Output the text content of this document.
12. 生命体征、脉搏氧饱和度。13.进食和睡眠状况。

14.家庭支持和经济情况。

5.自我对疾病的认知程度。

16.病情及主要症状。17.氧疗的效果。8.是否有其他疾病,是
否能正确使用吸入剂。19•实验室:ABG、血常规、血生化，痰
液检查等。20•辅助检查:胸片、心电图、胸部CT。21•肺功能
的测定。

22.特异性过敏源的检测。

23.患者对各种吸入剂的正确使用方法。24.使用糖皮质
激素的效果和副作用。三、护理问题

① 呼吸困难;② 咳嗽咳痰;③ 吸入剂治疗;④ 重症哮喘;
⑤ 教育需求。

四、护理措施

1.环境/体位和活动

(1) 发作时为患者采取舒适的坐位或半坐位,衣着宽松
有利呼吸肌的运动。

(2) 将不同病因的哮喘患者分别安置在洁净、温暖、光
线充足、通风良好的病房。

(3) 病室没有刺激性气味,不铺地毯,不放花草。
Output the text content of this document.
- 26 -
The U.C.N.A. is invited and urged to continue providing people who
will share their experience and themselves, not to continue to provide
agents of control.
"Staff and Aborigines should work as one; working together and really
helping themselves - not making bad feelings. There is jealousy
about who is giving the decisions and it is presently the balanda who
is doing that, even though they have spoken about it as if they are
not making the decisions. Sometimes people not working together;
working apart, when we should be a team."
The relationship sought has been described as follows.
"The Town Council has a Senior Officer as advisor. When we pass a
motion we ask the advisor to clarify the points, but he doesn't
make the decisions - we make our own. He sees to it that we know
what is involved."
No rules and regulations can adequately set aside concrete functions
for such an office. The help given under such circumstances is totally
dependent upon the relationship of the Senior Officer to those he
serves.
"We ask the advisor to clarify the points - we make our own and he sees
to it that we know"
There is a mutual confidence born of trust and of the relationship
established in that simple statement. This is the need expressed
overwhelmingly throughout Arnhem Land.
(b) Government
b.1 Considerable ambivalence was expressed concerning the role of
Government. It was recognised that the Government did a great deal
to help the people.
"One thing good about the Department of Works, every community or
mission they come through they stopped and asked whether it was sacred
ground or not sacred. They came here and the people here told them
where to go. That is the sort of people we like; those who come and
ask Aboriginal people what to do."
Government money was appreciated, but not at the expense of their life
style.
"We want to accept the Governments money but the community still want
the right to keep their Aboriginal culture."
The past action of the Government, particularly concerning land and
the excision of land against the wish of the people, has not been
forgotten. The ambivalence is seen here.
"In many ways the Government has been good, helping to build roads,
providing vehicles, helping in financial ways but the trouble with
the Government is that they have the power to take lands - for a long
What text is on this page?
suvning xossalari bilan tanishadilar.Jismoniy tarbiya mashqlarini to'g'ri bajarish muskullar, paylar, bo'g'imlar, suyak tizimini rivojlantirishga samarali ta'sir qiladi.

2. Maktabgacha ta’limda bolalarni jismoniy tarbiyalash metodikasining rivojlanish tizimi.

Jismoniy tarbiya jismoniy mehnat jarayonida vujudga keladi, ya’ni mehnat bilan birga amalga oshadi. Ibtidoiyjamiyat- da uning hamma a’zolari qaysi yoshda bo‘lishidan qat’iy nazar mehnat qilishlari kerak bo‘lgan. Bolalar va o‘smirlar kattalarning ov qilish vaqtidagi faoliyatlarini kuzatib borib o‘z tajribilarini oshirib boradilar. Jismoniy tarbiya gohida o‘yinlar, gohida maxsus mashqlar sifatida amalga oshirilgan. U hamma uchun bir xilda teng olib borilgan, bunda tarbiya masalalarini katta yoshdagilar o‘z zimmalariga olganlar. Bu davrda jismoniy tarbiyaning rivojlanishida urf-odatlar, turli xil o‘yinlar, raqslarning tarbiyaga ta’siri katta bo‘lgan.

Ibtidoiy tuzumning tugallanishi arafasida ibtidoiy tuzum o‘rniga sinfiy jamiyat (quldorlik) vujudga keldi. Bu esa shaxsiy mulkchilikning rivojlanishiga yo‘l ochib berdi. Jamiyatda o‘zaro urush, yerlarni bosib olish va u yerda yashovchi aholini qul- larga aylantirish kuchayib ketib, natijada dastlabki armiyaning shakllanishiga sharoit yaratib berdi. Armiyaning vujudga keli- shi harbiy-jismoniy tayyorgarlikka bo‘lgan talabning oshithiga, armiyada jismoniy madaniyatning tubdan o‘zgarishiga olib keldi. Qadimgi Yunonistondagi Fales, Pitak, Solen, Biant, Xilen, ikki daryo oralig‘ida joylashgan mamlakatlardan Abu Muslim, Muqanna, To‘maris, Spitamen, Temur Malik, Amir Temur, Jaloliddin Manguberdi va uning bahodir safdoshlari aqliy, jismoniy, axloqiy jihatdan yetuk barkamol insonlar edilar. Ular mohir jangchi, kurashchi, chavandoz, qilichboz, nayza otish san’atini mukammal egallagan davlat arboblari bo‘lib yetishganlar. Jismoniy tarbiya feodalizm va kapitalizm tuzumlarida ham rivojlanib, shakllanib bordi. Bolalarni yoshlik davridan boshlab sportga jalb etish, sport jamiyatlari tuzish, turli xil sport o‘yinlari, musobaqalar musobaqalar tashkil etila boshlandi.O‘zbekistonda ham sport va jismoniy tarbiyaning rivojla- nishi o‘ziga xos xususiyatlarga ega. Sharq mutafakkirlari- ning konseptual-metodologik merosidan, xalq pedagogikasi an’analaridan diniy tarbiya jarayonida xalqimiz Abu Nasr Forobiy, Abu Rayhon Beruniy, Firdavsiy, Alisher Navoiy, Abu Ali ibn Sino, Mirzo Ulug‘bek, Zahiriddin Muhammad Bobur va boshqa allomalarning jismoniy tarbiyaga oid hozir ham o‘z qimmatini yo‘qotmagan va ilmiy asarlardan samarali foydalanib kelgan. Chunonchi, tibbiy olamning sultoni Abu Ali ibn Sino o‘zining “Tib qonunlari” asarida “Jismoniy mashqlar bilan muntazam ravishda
-*-
• **Required work**:
Reproduce the full listing word for word.

• **Output below**:
Output the text content of this document.
12. 生命体征、脉搏氧饱和度。13.进食和睡眠状况。

14.家庭支持和经济情况。

5.自我对疾病的认知程度。

16.病情及主要症状。17.氧疗的效果。8.是否有其他疾病,是
否能正确使用吸入剂。19•实验室:ABG、血常规、血生化，痰
液检查等。20•辅助检查:胸片、心电图、胸部CT。21•肺功能
的测定。

22.特异性过敏源的检测。

23.患者对各种吸入剂的正确使用方法。24.使用糖皮质
激素的效果和副作用。三、护理问题

① 呼吸困难;② 咳嗽咳痰;③ 吸入剂治疗;④ 重症哮喘;
⑤ 教育需求。

四、护理措施

1.环境/体位和活动

(1) 发作时为患者采取舒适的坐位或半坐位,衣着宽松
有利呼吸肌的运动。

(2) 将不同病因的哮喘患者分别安置在洁净、温暖、光
线充足、通风良好的病房。

(3) 病室没有刺激性气味,不铺地毯,不放花草。
Output the text content of this document.
- 26 -
The U.C.N.A. is invited and urged to continue providing people who
will share their experience and themselves, not to continue to provide
agents of control.
"Staff and Aborigines should work as one; working together and really
helping themselves - not making bad feelings. There is jealousy
about who is giving the decisions and it is presently the balanda who
is doing that, even though they have spoken about it as if they are
not making the decisions. Sometimes people not working together;
working apart, when we should be a team."
The relationship sought has been described as follows.
"The Town Council has a Senior Officer as advisor. When we pass a
motion we ask the advisor to clarify the points, but he doesn't
make the decisions - we make our own. He sees to it that we know
what is involved."
No rules and regulations can adequately set aside concrete functions
for such an office. The help given under such circumstances is totally
dependent upon the relationship of the Senior Officer to those he
serves.
"We ask the advisor to clarify the points - we make our own and he sees
to it that we know"
There is a mutual confidence born of trust and of the relationship
established in that simple statement. This is the need expressed
overwhelmingly throughout Arnhem Land.
(b) Government
b.1 Considerable ambivalence was expressed concerning the role of
Government. It was recognised that the Government did a great deal
to help the people.
"One thing good about the Department of Works, every community or
mission they come through they stopped and asked whether it was sacred
ground or not sacred. They came here and the people here told them
where to go. That is the sort of people we like; those who come and
ask Aboriginal people what to do."
Government money was appreciated, but not at the expense of their life
style.
"We want to accept the Governments money but the community still want
the right to keep their Aboriginal culture."
The past action of the Government, particularly concerning land and
the excision of land against the wish of the people, has not been
forgotten. The ambivalence is seen here.
"In many ways the Government has been good, helping to build roads,
providing vehicles, helping in financial ways but the trouble with
the Government is that they have the power to take lands - for a long
What text is on this page?
suvning xossalari bilan tanishadilar.Jismoniy tarbiya mashqlarini to'g'ri bajarish muskullar, paylar, bo'g'imlar, suyak tizimini rivojlantirishga samarali ta'sir qiladi.

2. Maktabgacha ta’limda bolalarni jismoniy tarbiyalash metodikasining rivojlanish tizimi.

Jismoniy tarbiya jismoniy mehnat jarayonida vujudga keladi, ya’ni mehnat bilan birga amalga oshadi. Ibtidoiyjamiyat- da uning hamma a’zolari qaysi yoshda bo‘lishidan qat’iy nazar mehnat qilishlari kerak bo‘lgan. Bolalar va o‘smirlar kattalarning ov qilish vaqtidagi faoliyatlarini kuzatib borib o‘z tajribilarini oshirib boradilar. Jismoniy tarbiya gohida o‘yinlar, gohida maxsus mashqlar sifatida amalga oshirilgan. U hamma uchun bir xilda teng olib borilgan, bunda tarbiya masalalarini katta yoshdagilar o‘z zimmalariga olganlar. Bu davrda jismoniy tarbiyaning rivojlanishida urf-odatlar, turli xil o‘yinlar, raqslarning tarbiyaga ta’siri katta bo‘lgan.

Ibtidoiy tuzumning tugallanishi arafasida ibtidoiy tuzum o‘rniga sinfiy jamiyat (quldorlik) vujudga keldi. Bu esa shaxsiy mulkchilikning rivojlanishiga yo‘l ochib berdi. Jamiyatda o‘zaro urush, yerlarni bosib olish va u yerda yashovchi aholini qul- larga aylantirish kuchayib ketib, natijada dastlabki armiyaning shakllanishiga sharoit yaratib berdi. Armiyaning vujudga keli- shi harbiy-jismoniy tayyorgarlikka bo‘lgan talabning oshithiga, armiyada jismoniy madaniyatning tubdan o‘zgarishiga olib keldi. Qadimgi Yunonistondagi Fales, Pitak, Solen, Biant, Xilen, ikki daryo oralig‘ida joylashgan mamlakatlardan Abu Muslim, Muqanna, To‘maris, Spitamen, Temur Malik, Amir Temur, Jaloliddin Manguberdi va uning bahodir safdoshlari aqliy, jismoniy, axloqiy jihatdan yetuk barkamol insonlar edilar. Ular mohir jangchi, kurashchi, chavandoz, qilichboz, nayza otish san’atini mukammal egallagan davlat arboblari bo‘lib yetishganlar. Jismoniy tarbiya feodalizm va kapitalizm tuzumlarida ham rivojlanib, shakllanib bordi. Bolalarni yoshlik davridan boshlab sportga jalb etish, sport jamiyatlari tuzish, turli xil sport o‘yinlari, musobaqalar musobaqalar tashkil etila boshlandi.O‘zbekistonda ham sport va jismoniy tarbiyaning rivojla- nishi o‘ziga xos xususiyatlarga ega. Sharq mutafakkirlari- ning konseptual-metodologik merosidan, xalq pedagogikasi an’analaridan diniy tarbiya jarayonida xalqimiz Abu Nasr Forobiy, Abu Rayhon Beruniy, Firdavsiy, Alisher Navoiy, Abu Ali ibn Sino, Mirzo Ulug‘bek, Zahiriddin Muhammad Bobur va boshqa allomalarning jismoniy tarbiyaga oid hozir ham o‘z qimmatini yo‘qotmagan va ilmiy asarlardan samarali foydalanib kelgan. Chunonchi, tibbiy olamning sultoni Abu Ali ibn Sino o‘zining “Tib qonunlari” asarida “Jismoniy mashqlar bilan muntazam ravishda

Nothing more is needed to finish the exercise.